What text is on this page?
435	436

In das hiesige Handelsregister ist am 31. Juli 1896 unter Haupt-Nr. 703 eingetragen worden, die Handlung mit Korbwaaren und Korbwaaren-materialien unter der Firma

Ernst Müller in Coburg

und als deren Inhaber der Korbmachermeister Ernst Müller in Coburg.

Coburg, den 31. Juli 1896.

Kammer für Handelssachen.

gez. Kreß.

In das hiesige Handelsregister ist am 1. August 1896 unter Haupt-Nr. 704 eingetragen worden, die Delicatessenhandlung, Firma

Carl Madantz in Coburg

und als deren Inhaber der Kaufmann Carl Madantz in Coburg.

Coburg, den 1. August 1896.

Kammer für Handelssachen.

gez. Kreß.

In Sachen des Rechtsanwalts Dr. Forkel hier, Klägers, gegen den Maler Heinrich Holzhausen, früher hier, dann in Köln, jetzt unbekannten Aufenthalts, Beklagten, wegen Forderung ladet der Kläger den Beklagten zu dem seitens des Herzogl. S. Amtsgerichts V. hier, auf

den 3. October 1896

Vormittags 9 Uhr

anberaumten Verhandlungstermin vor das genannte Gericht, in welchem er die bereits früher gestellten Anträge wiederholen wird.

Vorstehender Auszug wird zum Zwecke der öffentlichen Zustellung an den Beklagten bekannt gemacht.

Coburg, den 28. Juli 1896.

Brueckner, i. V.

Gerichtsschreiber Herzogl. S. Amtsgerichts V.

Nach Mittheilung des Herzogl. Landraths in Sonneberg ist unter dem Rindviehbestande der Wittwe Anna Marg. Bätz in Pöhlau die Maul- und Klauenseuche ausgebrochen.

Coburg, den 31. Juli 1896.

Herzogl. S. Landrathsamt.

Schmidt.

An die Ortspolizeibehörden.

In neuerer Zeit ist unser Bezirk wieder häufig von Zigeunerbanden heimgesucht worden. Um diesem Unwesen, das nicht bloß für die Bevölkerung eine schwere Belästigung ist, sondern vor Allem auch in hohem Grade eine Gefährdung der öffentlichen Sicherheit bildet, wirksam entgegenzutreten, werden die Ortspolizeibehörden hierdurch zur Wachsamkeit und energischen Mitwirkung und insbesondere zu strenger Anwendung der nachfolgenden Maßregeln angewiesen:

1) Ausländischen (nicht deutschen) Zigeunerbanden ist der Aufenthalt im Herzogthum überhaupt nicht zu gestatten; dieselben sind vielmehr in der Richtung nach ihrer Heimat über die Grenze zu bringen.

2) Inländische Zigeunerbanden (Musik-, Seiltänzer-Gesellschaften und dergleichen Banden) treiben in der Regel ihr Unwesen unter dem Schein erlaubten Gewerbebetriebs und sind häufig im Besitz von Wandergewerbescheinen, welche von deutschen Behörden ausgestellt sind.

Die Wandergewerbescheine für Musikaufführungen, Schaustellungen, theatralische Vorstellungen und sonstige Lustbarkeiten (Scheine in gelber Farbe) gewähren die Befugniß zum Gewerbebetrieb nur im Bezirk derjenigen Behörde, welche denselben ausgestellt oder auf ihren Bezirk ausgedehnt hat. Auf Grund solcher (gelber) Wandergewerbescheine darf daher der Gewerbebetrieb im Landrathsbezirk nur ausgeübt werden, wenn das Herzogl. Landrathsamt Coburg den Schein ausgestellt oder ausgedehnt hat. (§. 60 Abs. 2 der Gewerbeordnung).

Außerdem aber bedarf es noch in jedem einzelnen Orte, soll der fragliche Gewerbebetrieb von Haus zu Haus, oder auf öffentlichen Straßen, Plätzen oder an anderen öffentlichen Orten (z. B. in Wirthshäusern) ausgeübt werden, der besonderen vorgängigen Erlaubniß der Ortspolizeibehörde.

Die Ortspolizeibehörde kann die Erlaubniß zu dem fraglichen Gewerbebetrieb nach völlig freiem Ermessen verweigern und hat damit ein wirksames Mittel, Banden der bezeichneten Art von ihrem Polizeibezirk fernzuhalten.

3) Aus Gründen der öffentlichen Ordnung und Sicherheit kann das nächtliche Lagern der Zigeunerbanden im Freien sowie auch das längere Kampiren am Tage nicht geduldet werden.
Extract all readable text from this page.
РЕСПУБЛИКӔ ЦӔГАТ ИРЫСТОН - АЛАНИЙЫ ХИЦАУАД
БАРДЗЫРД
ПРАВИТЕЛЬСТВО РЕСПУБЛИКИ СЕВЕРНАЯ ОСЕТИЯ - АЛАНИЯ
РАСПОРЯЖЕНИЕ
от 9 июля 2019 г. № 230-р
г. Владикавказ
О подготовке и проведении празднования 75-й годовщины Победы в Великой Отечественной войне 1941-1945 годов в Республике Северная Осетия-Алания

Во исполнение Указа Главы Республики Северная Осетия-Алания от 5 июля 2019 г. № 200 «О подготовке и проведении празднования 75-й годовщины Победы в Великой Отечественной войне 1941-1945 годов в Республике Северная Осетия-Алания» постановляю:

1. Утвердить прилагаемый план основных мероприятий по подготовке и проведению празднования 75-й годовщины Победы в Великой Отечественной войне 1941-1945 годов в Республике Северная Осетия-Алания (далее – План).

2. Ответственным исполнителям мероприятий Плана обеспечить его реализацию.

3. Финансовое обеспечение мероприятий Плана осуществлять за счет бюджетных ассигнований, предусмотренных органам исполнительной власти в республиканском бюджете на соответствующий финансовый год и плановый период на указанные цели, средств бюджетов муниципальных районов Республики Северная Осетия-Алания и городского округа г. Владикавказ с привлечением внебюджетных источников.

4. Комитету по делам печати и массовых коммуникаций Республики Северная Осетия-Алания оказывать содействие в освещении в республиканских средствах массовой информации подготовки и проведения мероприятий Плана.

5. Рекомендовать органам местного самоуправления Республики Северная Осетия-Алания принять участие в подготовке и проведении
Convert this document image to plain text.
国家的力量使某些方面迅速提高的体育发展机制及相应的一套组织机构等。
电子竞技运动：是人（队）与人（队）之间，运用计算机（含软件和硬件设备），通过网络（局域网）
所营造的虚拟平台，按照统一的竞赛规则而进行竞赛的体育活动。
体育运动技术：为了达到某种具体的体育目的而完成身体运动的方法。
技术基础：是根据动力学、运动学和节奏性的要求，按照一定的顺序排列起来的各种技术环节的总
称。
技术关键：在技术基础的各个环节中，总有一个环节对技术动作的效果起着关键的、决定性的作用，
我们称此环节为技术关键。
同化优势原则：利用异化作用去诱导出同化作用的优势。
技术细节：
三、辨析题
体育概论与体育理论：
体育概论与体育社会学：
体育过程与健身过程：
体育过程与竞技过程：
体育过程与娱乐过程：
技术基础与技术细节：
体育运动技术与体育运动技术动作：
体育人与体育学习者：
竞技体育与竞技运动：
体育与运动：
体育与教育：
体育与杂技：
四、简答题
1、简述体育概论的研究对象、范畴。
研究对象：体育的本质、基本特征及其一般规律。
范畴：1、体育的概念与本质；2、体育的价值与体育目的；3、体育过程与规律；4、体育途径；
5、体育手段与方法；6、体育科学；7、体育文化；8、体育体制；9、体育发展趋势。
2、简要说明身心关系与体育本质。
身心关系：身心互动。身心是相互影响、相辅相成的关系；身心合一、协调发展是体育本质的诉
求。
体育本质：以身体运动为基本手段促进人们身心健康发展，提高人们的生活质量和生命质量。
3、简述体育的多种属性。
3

------------------------------

> Exercise task: Go through the records and pull out each line that includes the word "Плана".

> Result:
2. Ответственным исполнителям мероприятий Плана обеспечить его реализацию.
3. Финансовое обеспечение мероприятий Плана осуществлять за счет бюджетных ассигнований, предусмотренных органам исполнительной власти в республиканском бюджете на соответствующий финансовый год и плановый период на указанные цели, средств бюджетов муниципальных районов Республики Северная Осетия-Алания и городского округа г. Владикавказ с привлечением внебюджетных источников.
4. Комитету по делам печати и массовых коммуникаций Республики Северная Осетия-Алания оказывать содействие в освещении в республиканских средствах массовой информации подготовки и проведения мероприятий Плана.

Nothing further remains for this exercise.